### Exercise description
Produce an exact transcription of the listing below, omitting the pictures.

(Figure dataset records)
---------------
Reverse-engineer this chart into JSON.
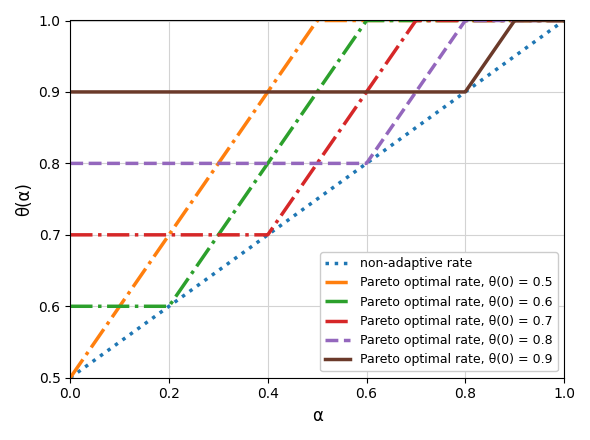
{
  "xlim": [
    0.0,
    1.0
  ],
  "ylim": [
    0.5,
    1.0
  ],
  "xlabel": "α",
  "ylabel": "θ(α)",
  "non_adaptive": {
    "label": "non-adaptive rate",
    "color": "#1f77b4",
    "linestyle": "dotted",
    "linewidth": 2.5
  },
  "pareto_curves": [
    {
      "label": "Pareto optimal rate, θ(0) = 0.5",
      "color": "#ff7f0e",
      "linestyle": "dashdot",
      "linewidth": 2.5,
      "theta0": 0.5
    },
    {
      "label": "Pareto optimal rate, θ(0) = 0.6",
      "color": "#2ca02c",
      "linestyle": "dashdot",
      "linewidth": 2.5,
      "theta0": 0.6
    },
    {
      "label": "Pareto optimal rate, θ(0) = 0.7",
      "color": "#d62728",
      "linestyle": "dashdot",
      "linewidth": 2.5,
      "theta0": 0.7
    },
    {
      "label": "Pareto optimal rate, θ(0) = 0.8",
      "color": "#9467bd",
      "linestyle": "dashed",
      "linewidth": 2.5,
      "theta0": 0.8
    },
    {
      "label": "Pareto optimal rate, θ(0) = 0.9",
      "color": "#6b3a2a",
      "linestyle": "solid",
      "linewidth": 2.5,
      "theta0": 0.9
    }
  ],
  "legend_loc": "lower right",
  "grid": true,
  "figsize": [
    5.9,
    4.4
  ],
  "dpi": 100
}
---------------
### Response below
Reverse-engineer this chart into JSON.
{
  "xlim": [
    0.0,
    1.0
  ],
  "ylim": [
    0.5,
    1.0
  ],
  "xlabel": "α",
  "ylabel": "θ(α)",
  "non_adaptive": {
    "label": "non-adaptive rate",
    "color": "#1f77b4",
    "linestyle": "dotted",
    "linewidth": 2.5
  },
  "pareto_curves": [
    {
      "label": "Pareto optimal rate, θ(0) = 0.5",
      "color": "#ff7f0e",
      "linestyle": "dashdot",
      "linewidth": 2.5,
      "theta0": 0.5
    },
    {
      "label": "Pareto optimal rate, θ(0) = 0.6",
      "color": "#2ca02c",
      "linestyle": "dashdot",
      "linewidth": 2.5,
      "theta0": 0.6
    },
    {
      "label": "Pareto optimal rate, θ(0) = 0.7",
      "color": "#d62728",
      "linestyle": "dashdot",
      "linewidth": 2.5,
      "theta0": 0.7
    },
    {
      "label": "Pareto optimal rate, θ(0) = 0.8",
      "color": "#9467bd",
      "linestyle": "dashed",
      "linewidth": 2.5,
      "theta0": 0.8
    },
    {
      "label": "Pareto optimal rate, θ(0) = 0.9",
      "color": "#6b3a2a",
      "linestyle": "solid",
      "linewidth": 2.5,
      "theta0": 0.9
    }
  ],
  "legend_loc": "lower right",
  "grid": true,
  "figsize": [
    5.9,
    4.4
  ],
  "dpi": 100
}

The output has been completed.